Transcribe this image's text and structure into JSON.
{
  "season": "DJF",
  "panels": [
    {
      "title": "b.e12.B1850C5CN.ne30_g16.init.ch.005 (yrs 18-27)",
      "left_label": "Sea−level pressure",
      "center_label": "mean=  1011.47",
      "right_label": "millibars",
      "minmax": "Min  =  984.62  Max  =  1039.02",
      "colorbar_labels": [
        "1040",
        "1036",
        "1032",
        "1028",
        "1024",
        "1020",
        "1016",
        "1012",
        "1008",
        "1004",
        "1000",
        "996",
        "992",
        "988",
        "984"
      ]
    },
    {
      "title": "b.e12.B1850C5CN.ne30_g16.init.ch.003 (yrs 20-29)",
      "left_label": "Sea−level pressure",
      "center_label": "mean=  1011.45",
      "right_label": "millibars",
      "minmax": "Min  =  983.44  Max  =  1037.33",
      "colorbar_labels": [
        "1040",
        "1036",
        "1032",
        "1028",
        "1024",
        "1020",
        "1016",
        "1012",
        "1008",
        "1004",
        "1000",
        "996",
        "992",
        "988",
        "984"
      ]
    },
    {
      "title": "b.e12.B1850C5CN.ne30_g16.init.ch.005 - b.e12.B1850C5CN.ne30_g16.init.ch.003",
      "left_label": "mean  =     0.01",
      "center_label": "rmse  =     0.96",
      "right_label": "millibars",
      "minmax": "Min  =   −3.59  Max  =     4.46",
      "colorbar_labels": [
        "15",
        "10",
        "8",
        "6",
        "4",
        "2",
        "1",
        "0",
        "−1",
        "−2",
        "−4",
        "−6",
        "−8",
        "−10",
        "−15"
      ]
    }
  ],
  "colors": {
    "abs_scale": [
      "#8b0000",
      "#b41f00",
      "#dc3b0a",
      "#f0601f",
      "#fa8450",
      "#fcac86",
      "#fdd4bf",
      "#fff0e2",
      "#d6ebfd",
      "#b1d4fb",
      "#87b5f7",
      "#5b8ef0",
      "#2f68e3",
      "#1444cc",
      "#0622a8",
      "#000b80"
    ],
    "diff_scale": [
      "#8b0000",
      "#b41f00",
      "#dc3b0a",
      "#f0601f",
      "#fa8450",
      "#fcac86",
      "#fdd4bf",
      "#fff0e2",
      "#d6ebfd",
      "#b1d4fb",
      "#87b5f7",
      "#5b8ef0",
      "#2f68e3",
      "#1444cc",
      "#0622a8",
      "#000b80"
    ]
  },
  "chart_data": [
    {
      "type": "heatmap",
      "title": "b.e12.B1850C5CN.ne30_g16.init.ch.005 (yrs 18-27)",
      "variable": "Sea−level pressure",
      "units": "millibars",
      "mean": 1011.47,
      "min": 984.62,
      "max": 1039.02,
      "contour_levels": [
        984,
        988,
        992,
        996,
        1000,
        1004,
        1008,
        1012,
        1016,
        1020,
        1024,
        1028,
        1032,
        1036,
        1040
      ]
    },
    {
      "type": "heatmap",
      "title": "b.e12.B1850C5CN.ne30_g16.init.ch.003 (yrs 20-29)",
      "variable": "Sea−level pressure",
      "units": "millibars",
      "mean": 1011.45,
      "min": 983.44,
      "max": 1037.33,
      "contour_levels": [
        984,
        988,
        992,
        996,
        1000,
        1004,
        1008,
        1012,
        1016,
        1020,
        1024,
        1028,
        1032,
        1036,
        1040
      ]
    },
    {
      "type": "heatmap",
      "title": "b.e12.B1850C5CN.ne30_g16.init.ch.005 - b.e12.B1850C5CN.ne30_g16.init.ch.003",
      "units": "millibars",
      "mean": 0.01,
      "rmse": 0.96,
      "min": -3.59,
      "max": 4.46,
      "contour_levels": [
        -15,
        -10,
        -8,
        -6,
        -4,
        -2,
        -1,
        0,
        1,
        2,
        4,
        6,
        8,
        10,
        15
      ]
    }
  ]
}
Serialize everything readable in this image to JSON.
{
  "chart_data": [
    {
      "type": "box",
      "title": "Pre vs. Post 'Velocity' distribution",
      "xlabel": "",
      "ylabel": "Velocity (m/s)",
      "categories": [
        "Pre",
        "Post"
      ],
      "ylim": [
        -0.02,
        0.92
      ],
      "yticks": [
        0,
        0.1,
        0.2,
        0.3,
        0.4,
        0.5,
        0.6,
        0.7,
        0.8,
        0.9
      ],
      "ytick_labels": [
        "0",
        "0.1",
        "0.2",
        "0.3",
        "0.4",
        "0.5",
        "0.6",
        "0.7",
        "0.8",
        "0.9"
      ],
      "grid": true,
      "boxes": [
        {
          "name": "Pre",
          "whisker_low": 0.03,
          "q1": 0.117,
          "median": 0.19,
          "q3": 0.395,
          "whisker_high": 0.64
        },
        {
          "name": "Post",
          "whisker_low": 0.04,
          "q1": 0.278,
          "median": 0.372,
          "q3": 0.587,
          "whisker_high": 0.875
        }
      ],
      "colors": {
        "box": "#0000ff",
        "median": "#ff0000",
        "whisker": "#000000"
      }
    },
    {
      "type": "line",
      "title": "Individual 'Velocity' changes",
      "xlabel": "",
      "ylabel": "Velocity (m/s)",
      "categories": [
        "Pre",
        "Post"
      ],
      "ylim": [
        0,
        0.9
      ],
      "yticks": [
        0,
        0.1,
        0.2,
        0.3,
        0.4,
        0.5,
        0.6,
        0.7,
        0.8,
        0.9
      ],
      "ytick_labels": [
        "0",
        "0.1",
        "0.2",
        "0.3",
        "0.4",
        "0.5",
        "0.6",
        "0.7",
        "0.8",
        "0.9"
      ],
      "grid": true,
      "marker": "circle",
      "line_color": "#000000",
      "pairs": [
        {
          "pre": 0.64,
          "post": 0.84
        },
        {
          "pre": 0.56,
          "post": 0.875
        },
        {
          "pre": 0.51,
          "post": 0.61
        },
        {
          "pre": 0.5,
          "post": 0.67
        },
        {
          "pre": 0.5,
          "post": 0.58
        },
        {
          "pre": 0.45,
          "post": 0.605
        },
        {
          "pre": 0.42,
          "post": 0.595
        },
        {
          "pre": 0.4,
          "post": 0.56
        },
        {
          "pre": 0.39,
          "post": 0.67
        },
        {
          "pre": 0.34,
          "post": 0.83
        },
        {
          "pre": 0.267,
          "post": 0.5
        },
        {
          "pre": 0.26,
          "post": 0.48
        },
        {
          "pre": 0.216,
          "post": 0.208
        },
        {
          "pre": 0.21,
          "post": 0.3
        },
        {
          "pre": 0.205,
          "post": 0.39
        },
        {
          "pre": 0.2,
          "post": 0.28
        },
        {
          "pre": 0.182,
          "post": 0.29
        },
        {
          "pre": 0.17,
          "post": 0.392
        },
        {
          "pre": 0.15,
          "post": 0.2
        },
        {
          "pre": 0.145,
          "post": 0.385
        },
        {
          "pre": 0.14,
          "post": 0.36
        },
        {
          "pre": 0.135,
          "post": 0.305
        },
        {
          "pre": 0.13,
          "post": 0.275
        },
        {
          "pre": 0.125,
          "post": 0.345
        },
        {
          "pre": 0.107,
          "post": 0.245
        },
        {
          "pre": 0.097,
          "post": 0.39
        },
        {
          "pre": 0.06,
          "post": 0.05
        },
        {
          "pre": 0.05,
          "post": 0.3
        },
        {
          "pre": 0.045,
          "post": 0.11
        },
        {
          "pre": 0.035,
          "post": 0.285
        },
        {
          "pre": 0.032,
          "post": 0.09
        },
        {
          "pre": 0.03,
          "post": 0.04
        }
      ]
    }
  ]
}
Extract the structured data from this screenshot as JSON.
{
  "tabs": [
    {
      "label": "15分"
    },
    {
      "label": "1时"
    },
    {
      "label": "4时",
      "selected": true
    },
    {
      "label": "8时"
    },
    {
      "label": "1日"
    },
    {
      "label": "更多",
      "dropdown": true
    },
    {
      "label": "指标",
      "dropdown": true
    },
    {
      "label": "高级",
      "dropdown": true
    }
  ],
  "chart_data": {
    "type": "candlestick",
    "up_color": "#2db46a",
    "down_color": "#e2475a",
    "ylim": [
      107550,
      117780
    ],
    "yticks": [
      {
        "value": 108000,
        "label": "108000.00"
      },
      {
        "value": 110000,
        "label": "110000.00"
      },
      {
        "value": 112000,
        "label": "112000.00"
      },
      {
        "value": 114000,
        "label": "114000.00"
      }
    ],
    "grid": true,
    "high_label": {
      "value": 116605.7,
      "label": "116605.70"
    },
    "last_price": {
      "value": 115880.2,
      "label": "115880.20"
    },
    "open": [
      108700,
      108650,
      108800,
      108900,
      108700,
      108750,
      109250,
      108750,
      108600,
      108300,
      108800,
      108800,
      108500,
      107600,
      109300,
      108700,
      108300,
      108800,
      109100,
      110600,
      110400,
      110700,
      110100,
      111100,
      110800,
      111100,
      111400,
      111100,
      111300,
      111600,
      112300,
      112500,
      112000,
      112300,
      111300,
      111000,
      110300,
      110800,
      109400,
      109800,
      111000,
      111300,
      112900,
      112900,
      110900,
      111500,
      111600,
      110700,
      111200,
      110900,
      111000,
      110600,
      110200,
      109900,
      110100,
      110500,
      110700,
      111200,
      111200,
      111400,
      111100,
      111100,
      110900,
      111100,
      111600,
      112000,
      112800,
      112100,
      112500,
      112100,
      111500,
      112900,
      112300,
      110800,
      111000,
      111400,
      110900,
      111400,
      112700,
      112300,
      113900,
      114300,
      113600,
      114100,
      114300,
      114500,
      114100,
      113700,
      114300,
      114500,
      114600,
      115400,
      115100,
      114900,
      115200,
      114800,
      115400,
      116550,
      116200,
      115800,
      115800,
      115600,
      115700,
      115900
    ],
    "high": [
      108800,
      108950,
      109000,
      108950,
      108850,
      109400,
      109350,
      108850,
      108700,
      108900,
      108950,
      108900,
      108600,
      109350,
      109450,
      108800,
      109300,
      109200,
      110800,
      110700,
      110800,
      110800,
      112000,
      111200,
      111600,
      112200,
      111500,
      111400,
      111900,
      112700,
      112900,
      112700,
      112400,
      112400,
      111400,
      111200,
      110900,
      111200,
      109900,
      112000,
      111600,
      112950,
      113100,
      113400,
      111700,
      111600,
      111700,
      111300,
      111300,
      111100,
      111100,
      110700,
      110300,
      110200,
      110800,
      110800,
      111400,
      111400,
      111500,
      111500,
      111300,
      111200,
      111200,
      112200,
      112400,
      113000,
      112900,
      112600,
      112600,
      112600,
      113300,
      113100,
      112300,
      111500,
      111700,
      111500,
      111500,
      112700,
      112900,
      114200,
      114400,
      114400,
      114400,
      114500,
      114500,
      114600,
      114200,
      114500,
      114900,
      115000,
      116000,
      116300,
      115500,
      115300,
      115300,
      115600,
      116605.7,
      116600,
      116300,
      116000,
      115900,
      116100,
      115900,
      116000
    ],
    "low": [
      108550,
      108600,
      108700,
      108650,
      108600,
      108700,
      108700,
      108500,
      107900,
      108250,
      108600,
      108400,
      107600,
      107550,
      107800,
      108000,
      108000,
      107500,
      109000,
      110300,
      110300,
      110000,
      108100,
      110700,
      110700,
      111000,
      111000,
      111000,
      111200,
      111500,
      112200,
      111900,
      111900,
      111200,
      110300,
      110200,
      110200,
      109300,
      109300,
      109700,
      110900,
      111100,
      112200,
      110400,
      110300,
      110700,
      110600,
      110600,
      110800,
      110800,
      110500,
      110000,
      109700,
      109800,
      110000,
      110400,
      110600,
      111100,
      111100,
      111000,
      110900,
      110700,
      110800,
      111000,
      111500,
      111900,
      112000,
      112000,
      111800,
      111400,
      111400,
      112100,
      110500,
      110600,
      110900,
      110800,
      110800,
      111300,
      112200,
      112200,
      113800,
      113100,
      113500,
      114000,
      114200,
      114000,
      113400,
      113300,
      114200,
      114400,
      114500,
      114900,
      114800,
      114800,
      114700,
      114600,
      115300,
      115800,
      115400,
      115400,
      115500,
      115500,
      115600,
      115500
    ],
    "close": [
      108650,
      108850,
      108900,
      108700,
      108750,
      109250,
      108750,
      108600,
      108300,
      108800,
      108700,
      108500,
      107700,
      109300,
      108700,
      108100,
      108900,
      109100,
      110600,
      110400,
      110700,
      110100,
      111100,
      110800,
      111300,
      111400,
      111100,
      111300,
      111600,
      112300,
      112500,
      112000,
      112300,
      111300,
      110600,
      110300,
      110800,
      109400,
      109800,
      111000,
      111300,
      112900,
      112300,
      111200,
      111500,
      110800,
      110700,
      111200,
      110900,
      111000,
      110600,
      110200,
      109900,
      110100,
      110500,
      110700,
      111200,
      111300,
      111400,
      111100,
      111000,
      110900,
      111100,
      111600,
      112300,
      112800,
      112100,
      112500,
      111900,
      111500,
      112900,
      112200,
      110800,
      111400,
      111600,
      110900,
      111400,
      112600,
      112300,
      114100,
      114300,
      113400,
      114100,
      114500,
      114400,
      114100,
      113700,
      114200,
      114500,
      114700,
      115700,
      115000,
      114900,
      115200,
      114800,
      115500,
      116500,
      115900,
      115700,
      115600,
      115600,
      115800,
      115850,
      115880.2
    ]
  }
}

*-*-*

> [EXERCISE REQUIREMENTS]: Go over the records above and tally the lines with the word "median" in them. Give the number alone.

> [ANSWER TO THIS TASK]: 3